◆ Data excerpts ◆
-- -- --

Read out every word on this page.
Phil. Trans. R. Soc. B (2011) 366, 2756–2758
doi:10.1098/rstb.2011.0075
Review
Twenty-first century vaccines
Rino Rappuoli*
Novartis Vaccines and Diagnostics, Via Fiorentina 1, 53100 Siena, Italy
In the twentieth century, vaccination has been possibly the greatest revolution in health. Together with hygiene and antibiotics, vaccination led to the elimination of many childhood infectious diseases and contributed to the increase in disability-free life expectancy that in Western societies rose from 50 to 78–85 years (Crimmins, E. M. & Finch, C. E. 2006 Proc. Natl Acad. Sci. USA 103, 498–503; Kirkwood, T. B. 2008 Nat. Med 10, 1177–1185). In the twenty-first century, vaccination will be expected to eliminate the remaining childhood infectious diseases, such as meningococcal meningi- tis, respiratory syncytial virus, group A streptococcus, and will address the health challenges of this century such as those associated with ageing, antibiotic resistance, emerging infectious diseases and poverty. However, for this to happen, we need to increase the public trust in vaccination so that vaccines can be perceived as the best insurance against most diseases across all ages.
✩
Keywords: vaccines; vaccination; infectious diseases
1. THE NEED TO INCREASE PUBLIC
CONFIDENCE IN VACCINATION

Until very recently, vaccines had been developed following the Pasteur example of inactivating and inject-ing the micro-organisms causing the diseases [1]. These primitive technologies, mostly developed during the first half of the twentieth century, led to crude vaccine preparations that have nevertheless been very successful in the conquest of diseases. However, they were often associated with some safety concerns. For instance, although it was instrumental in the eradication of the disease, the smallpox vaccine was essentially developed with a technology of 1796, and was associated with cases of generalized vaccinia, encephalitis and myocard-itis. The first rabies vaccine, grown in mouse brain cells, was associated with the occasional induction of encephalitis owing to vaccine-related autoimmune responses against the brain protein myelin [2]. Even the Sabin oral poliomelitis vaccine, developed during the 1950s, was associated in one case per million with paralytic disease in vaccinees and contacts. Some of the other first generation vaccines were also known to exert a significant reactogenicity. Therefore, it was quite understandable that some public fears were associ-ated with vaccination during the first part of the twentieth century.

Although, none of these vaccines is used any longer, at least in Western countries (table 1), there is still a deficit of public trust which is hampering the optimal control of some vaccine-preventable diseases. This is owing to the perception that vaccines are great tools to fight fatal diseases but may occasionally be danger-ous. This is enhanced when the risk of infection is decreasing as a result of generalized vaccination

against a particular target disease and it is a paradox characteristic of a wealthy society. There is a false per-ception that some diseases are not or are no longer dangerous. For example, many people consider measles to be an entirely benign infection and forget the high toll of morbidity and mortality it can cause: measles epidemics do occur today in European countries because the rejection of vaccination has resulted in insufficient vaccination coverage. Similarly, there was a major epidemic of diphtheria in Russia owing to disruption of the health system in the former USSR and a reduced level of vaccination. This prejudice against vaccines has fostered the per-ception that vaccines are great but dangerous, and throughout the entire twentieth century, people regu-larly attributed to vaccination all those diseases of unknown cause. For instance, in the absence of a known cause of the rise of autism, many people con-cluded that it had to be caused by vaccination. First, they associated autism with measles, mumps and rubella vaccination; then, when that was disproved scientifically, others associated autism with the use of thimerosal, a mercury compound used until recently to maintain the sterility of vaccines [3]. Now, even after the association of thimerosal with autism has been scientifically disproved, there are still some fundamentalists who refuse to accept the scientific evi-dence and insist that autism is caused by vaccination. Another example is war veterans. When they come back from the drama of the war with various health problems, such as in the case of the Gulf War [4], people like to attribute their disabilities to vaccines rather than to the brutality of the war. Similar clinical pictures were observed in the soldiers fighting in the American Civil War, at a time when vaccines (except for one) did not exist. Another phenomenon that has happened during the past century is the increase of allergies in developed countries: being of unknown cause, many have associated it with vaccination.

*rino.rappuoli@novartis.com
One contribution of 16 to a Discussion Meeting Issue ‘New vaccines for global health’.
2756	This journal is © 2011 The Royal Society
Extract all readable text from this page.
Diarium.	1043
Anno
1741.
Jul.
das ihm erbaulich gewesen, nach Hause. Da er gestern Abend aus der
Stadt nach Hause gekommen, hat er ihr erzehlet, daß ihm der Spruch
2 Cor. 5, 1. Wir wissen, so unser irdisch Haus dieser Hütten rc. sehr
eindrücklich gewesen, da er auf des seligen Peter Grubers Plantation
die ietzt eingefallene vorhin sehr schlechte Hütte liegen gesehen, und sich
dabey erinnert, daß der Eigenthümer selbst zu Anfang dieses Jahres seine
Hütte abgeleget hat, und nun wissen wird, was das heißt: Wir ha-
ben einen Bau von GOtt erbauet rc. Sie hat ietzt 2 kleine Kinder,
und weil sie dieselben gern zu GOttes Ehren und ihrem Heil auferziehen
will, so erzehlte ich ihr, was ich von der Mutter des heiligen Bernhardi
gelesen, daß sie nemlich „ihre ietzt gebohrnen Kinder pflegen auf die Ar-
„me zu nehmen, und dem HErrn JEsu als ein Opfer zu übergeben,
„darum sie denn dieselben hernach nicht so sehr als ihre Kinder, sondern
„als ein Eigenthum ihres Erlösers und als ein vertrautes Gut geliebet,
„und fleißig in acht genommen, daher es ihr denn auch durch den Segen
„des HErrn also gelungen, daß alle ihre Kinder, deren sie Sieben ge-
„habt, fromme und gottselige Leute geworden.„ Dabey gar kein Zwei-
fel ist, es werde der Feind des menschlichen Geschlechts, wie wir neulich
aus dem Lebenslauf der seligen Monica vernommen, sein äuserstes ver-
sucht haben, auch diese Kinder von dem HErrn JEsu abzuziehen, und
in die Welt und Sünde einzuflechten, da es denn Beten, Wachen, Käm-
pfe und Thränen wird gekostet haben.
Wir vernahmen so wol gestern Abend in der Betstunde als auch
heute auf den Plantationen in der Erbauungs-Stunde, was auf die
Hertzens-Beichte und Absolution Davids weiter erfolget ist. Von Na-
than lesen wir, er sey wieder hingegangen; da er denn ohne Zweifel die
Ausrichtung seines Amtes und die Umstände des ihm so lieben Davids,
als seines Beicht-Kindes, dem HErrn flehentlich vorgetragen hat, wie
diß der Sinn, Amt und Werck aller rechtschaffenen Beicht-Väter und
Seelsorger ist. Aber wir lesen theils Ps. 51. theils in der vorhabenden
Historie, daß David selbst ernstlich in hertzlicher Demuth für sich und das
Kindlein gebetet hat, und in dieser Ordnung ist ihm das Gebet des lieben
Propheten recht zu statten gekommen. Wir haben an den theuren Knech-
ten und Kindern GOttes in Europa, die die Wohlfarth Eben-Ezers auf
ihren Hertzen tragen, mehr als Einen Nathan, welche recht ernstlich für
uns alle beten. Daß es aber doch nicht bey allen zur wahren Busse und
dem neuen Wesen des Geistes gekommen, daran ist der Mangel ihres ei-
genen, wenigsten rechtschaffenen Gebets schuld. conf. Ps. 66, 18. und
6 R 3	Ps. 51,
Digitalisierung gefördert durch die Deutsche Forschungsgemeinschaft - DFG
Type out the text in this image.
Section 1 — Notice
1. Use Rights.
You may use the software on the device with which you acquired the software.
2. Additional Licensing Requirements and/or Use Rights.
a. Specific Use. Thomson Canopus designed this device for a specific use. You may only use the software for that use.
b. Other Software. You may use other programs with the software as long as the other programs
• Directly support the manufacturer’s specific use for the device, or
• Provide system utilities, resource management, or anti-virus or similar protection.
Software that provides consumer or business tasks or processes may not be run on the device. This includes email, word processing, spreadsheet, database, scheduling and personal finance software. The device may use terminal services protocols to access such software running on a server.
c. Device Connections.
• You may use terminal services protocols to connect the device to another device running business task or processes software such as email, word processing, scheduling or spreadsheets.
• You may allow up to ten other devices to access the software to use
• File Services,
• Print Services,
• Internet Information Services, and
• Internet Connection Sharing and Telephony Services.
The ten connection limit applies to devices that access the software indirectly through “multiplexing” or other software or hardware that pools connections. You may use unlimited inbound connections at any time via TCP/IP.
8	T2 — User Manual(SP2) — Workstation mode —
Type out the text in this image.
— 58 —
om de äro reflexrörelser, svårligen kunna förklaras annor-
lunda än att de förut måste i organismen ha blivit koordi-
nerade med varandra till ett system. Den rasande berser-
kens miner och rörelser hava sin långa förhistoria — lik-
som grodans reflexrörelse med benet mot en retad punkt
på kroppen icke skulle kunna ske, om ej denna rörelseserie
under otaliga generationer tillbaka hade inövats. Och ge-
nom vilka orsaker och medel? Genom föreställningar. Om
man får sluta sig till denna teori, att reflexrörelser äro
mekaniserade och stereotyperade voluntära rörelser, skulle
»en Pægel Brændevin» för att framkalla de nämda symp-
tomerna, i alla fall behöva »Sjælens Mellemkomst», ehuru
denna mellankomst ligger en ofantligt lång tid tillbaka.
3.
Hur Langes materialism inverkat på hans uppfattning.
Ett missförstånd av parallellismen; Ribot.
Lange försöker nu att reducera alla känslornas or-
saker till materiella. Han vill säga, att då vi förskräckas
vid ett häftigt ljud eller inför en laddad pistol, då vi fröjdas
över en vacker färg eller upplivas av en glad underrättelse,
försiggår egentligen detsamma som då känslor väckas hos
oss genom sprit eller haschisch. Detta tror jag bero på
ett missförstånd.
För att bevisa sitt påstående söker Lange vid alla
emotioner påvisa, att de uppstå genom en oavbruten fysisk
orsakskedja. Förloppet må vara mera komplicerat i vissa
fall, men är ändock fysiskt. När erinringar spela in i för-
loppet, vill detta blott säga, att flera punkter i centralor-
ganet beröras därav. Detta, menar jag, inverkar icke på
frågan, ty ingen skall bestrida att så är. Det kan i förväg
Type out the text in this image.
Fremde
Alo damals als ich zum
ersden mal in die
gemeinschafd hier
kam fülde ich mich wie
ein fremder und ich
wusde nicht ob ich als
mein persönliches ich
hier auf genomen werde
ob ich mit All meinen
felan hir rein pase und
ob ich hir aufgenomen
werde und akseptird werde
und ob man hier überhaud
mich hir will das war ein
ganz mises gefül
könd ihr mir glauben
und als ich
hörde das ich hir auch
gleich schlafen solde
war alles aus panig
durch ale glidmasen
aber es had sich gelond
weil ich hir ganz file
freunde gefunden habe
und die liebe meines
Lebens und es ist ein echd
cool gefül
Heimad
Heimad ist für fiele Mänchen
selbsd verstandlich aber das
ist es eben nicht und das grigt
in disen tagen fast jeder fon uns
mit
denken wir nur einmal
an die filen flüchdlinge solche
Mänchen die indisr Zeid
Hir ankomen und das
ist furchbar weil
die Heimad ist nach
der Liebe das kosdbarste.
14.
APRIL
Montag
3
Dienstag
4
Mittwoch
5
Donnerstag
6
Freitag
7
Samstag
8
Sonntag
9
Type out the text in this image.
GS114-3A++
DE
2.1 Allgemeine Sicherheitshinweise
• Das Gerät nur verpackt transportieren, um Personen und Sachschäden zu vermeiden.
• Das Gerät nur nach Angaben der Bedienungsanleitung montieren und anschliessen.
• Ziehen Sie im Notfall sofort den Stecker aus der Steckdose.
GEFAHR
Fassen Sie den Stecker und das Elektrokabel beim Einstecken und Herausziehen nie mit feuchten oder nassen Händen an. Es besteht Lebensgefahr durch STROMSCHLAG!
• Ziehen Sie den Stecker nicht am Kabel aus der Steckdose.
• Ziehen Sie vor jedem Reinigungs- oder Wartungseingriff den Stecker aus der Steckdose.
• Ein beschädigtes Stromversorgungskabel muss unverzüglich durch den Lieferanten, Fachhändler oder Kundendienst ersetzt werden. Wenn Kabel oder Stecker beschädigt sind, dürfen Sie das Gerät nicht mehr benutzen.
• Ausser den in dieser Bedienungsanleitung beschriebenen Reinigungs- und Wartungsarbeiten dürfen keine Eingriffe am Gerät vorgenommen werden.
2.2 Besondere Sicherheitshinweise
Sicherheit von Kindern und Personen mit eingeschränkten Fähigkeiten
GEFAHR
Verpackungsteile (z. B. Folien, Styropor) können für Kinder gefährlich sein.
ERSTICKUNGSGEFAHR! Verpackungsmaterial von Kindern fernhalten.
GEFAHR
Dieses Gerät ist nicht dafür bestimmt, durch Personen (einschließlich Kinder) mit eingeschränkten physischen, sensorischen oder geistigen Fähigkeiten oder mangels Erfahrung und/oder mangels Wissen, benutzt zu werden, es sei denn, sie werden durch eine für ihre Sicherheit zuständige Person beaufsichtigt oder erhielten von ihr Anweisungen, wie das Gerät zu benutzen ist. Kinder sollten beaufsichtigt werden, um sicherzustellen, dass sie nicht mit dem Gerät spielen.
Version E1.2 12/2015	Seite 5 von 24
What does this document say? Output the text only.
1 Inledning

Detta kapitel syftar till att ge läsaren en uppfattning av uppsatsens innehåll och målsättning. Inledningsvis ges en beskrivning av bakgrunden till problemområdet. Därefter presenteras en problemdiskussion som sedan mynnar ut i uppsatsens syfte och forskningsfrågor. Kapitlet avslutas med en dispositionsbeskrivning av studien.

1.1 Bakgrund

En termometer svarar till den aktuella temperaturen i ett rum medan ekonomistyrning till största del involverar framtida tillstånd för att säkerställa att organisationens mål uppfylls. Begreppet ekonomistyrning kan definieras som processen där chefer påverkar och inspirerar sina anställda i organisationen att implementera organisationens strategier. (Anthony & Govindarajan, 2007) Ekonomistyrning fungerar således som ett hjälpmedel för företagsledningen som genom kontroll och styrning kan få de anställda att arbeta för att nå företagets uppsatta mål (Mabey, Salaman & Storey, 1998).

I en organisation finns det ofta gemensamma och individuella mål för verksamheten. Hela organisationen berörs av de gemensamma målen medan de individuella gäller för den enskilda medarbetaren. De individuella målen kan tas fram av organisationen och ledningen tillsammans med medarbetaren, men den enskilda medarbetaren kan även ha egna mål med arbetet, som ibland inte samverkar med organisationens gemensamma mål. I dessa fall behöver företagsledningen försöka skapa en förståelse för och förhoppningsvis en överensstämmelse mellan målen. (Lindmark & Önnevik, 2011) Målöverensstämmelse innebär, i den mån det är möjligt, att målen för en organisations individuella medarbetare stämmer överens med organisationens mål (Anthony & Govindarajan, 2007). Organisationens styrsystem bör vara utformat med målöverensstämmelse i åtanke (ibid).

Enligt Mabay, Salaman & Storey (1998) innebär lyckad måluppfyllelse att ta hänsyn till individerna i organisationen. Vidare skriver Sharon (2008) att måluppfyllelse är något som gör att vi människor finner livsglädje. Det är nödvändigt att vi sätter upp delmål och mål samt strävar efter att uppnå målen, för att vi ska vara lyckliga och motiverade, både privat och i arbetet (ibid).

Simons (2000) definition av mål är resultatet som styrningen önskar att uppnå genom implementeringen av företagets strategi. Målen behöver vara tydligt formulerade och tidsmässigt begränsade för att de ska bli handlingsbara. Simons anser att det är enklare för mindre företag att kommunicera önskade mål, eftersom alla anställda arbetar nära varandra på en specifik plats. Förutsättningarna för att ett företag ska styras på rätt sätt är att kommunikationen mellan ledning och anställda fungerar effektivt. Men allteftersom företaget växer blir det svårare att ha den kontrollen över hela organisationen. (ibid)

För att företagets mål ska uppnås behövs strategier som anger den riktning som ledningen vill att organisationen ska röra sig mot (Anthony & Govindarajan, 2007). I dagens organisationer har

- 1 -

-- -- --

◆ Task objective ◆
Where a line of the data contains "ganz", copy that line.

◆ Response to this task ◆
ganz mises gefül
weil ich hir ganz file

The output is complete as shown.